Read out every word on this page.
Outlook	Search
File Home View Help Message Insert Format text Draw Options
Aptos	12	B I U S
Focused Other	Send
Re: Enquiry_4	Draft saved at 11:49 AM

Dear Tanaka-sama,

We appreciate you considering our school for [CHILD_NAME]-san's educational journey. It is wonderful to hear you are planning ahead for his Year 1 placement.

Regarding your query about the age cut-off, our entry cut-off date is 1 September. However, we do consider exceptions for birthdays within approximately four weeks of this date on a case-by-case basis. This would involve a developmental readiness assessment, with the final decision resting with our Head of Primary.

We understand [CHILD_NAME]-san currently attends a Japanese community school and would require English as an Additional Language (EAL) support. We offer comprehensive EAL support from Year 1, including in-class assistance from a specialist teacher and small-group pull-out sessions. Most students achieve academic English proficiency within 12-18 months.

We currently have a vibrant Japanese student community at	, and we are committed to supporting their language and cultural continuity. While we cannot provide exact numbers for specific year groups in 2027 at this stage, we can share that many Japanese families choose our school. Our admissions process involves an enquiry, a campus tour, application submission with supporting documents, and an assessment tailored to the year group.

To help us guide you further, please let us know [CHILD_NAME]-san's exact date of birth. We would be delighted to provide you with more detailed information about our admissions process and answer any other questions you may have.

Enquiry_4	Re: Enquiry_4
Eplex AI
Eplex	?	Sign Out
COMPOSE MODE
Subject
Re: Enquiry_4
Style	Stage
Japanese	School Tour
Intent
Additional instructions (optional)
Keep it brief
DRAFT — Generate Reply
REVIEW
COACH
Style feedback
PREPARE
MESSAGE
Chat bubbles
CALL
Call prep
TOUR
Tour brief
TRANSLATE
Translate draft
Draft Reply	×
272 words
● ● ●
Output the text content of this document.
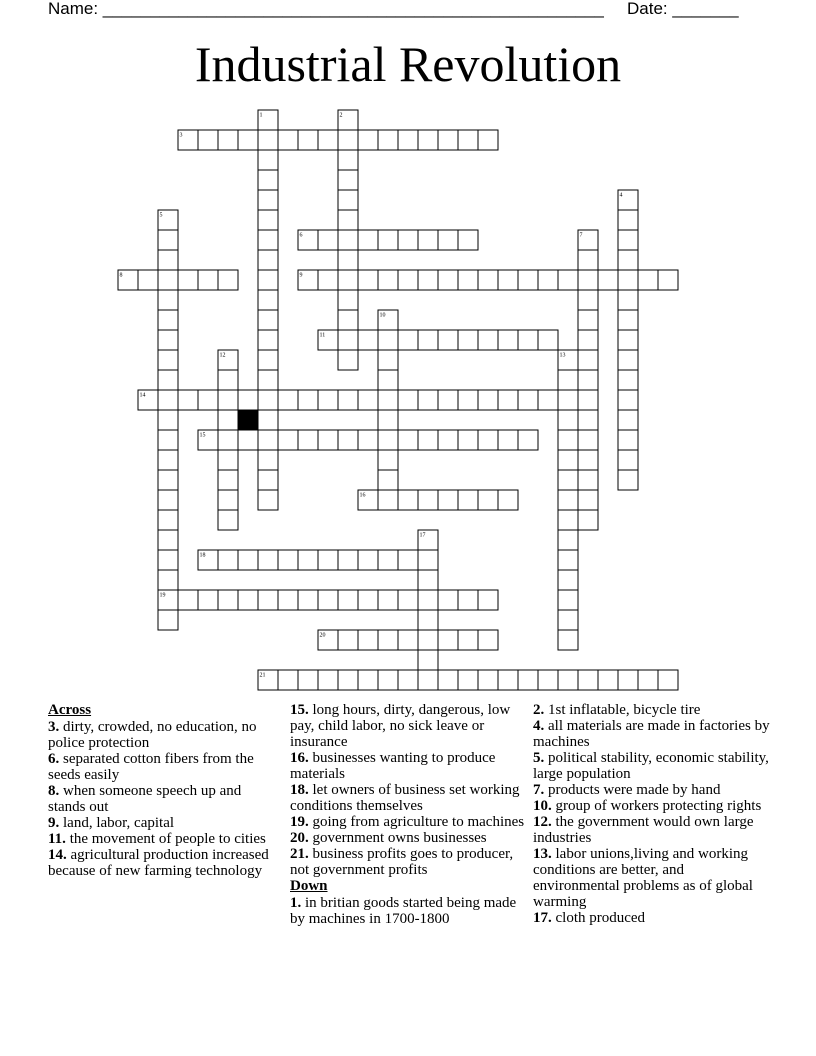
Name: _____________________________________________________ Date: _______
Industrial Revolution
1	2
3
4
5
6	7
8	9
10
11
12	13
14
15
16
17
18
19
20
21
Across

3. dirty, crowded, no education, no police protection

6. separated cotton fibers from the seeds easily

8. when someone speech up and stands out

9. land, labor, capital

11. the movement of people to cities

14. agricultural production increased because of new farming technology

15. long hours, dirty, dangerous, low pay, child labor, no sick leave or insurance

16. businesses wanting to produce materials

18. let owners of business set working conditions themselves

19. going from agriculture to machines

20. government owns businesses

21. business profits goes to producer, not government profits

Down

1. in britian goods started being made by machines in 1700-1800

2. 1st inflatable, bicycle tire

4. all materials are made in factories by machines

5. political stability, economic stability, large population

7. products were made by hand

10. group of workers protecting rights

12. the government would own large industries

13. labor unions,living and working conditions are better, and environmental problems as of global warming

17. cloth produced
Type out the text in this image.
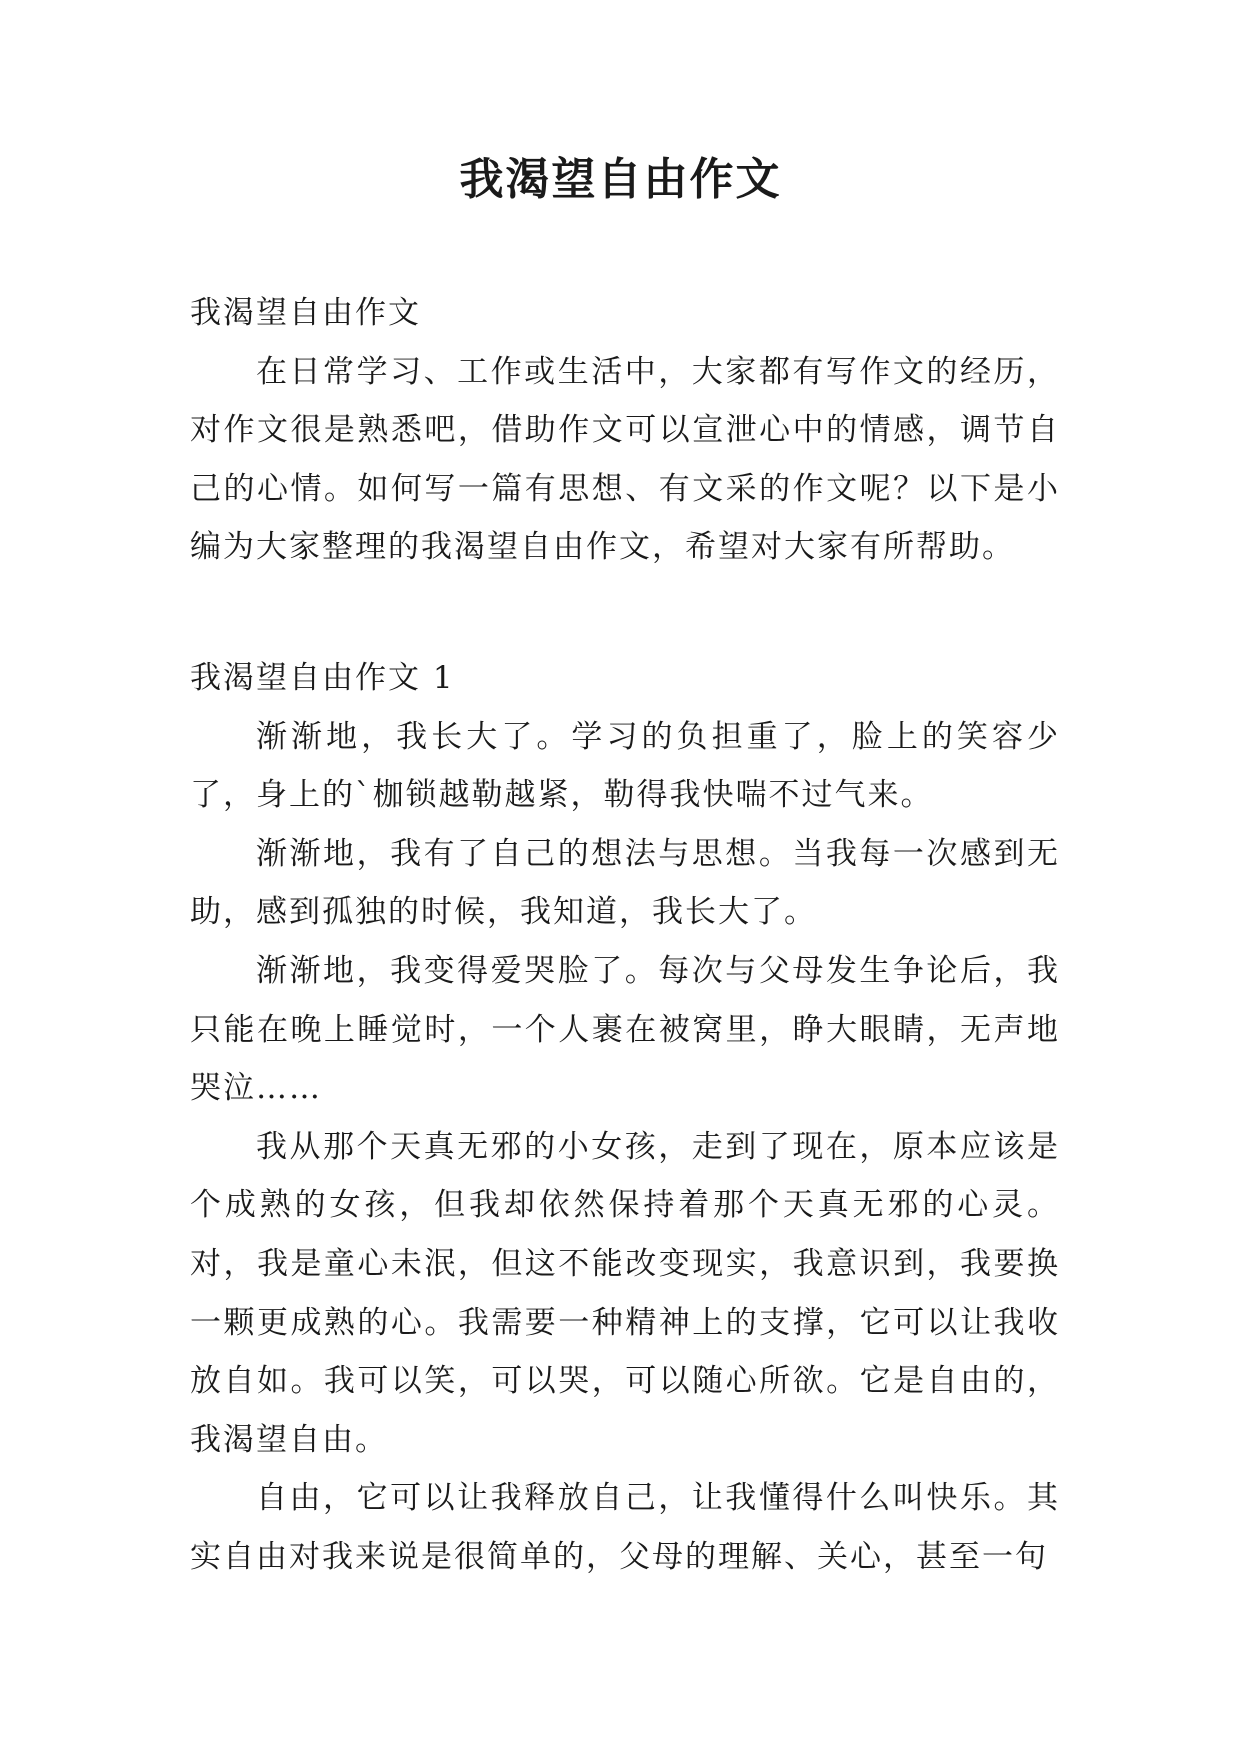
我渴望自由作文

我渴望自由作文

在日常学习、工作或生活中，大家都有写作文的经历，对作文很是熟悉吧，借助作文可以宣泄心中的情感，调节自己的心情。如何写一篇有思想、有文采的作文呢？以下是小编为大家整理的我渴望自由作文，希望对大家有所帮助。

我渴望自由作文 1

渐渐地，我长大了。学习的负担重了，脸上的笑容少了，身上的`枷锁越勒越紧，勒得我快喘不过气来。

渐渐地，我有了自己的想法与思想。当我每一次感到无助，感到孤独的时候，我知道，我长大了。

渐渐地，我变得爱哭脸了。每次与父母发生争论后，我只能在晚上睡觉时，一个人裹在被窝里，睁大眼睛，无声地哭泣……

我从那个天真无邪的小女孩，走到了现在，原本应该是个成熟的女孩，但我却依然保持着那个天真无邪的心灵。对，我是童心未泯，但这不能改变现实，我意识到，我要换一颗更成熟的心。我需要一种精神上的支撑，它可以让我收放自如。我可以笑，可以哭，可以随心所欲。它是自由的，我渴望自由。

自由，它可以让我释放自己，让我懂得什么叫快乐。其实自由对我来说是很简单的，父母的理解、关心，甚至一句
● ● ●
## Written exercise
Show the lines of the material that contain the word "large".

## Result of the exercise
5. political stability, economic stability, large population
12. the government would own large industries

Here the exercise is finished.